What to work on: Write out all the material exactly. Leave nothing out.

== Exercise data

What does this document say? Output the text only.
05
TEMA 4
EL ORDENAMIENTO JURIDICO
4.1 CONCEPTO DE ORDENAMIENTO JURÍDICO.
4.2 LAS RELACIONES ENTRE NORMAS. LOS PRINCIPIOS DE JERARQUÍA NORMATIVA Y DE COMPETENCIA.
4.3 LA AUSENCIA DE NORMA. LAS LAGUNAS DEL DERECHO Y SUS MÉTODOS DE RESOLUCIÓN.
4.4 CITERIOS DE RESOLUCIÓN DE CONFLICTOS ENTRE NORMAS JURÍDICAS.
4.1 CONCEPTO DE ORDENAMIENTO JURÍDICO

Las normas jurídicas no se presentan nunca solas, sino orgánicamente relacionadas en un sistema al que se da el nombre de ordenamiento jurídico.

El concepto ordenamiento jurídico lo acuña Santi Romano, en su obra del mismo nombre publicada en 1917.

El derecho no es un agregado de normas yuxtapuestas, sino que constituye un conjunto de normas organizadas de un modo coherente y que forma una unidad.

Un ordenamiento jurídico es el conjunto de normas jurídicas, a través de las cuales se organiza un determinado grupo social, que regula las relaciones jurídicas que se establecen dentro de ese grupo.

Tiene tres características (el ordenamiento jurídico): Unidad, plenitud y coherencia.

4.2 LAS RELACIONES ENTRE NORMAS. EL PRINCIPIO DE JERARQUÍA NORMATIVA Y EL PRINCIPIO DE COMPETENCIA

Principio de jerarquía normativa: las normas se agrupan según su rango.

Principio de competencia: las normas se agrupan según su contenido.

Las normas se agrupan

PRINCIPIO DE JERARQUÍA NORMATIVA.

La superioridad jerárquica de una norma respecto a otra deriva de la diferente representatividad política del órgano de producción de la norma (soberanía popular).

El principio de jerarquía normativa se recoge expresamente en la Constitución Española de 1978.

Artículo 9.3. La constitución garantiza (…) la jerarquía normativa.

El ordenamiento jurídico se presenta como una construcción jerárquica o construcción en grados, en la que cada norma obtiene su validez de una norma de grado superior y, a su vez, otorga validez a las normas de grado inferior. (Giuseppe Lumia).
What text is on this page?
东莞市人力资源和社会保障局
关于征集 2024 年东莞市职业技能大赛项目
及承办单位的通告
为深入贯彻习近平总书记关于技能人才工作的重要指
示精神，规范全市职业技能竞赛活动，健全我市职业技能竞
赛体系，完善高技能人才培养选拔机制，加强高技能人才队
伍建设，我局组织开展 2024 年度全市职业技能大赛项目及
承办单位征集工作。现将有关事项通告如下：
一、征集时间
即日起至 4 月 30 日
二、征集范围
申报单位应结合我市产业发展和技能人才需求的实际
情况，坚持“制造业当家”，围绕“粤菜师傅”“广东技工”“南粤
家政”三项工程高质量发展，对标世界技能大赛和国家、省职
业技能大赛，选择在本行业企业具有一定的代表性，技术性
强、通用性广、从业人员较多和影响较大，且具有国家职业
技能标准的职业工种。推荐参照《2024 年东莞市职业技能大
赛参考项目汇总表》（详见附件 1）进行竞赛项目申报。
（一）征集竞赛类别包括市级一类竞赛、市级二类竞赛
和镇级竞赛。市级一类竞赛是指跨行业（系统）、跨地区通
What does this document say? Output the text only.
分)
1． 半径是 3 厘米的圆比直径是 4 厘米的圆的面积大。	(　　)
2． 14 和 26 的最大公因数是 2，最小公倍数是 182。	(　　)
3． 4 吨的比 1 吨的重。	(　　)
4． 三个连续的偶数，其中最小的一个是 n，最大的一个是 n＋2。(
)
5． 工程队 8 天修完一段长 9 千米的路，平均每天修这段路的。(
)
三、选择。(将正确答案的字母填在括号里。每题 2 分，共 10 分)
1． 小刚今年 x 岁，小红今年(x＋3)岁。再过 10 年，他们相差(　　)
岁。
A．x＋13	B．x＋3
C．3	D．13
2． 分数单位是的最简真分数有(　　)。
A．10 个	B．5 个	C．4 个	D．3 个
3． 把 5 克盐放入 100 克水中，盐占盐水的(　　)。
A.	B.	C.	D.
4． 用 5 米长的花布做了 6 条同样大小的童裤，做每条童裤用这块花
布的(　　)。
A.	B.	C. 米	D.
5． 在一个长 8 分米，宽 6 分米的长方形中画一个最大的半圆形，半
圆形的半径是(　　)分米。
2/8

====

Answer:
What does this document say? Output the text only.
05
TEMA 4
EL ORDENAMIENTO JURIDICO
4.1 CONCEPTO DE ORDENAMIENTO JURÍDICO.
4.2 LAS RELACIONES ENTRE NORMAS. LOS PRINCIPIOS DE JERARQUÍA NORMATIVA Y DE COMPETENCIA.
4.3 LA AUSENCIA DE NORMA. LAS LAGUNAS DEL DERECHO Y SUS MÉTODOS DE RESOLUCIÓN.
4.4 CITERIOS DE RESOLUCIÓN DE CONFLICTOS ENTRE NORMAS JURÍDICAS.
4.1 CONCEPTO DE ORDENAMIENTO JURÍDICO

Las normas jurídicas no se presentan nunca solas, sino orgánicamente relacionadas en un sistema al que se da el nombre de ordenamiento jurídico.

El concepto ordenamiento jurídico lo acuña Santi Romano, en su obra del mismo nombre publicada en 1917.

El derecho no es un agregado de normas yuxtapuestas, sino que constituye un conjunto de normas organizadas de un modo coherente y que forma una unidad.

Un ordenamiento jurídico es el conjunto de normas jurídicas, a través de las cuales se organiza un determinado grupo social, que regula las relaciones jurídicas que se establecen dentro de ese grupo.

Tiene tres características (el ordenamiento jurídico): Unidad, plenitud y coherencia.

4.2 LAS RELACIONES ENTRE NORMAS. EL PRINCIPIO DE JERARQUÍA NORMATIVA Y EL PRINCIPIO DE COMPETENCIA

Principio de jerarquía normativa: las normas se agrupan según su rango.

Principio de competencia: las normas se agrupan según su contenido.

Las normas se agrupan

PRINCIPIO DE JERARQUÍA NORMATIVA.

La superioridad jerárquica de una norma respecto a otra deriva de la diferente representatividad política del órgano de producción de la norma (soberanía popular).

El principio de jerarquía normativa se recoge expresamente en la Constitución Española de 1978.

Artículo 9.3. La constitución garantiza (…) la jerarquía normativa.

El ordenamiento jurídico se presenta como una construcción jerárquica o construcción en grados, en la que cada norma obtiene su validez de una norma de grado superior y, a su vez, otorga validez a las normas de grado inferior. (Giuseppe Lumia).
What text is on this page?
东莞市人力资源和社会保障局
关于征集 2024 年东莞市职业技能大赛项目
及承办单位的通告
为深入贯彻习近平总书记关于技能人才工作的重要指
示精神，规范全市职业技能竞赛活动，健全我市职业技能竞
赛体系，完善高技能人才培养选拔机制，加强高技能人才队
伍建设，我局组织开展 2024 年度全市职业技能大赛项目及
承办单位征集工作。现将有关事项通告如下：
一、征集时间
即日起至 4 月 30 日
二、征集范围
申报单位应结合我市产业发展和技能人才需求的实际
情况，坚持“制造业当家”，围绕“粤菜师傅”“广东技工”“南粤
家政”三项工程高质量发展，对标世界技能大赛和国家、省职
业技能大赛，选择在本行业企业具有一定的代表性，技术性
强、通用性广、从业人员较多和影响较大，且具有国家职业
技能标准的职业工种。推荐参照《2024 年东莞市职业技能大
赛参考项目汇总表》（详见附件 1）进行竞赛项目申报。
（一）征集竞赛类别包括市级一类竞赛、市级二类竞赛
和镇级竞赛。市级一类竞赛是指跨行业（系统）、跨地区通
What does this document say? Output the text only.
分)
1． 半径是 3 厘米的圆比直径是 4 厘米的圆的面积大。	(　　)
2． 14 和 26 的最大公因数是 2，最小公倍数是 182。	(　　)
3． 4 吨的比 1 吨的重。	(　　)
4． 三个连续的偶数，其中最小的一个是 n，最大的一个是 n＋2。(
)
5． 工程队 8 天修完一段长 9 千米的路，平均每天修这段路的。(
)
三、选择。(将正确答案的字母填在括号里。每题 2 分，共 10 分)
1． 小刚今年 x 岁，小红今年(x＋3)岁。再过 10 年，他们相差(　　)
岁。
A．x＋13	B．x＋3
C．3	D．13
2． 分数单位是的最简真分数有(　　)。
A．10 个	B．5 个	C．4 个	D．3 个
3． 把 5 克盐放入 100 克水中，盐占盐水的(　　)。
A.	B.	C.	D.
4． 用 5 米长的花布做了 6 条同样大小的童裤，做每条童裤用这块花
布的(　　)。
A.	B.	C. 米	D.
5． 在一个长 8 分米，宽 6 分米的长方形中画一个最大的半圆形，半
圆形的半径是(　　)分米。
2/8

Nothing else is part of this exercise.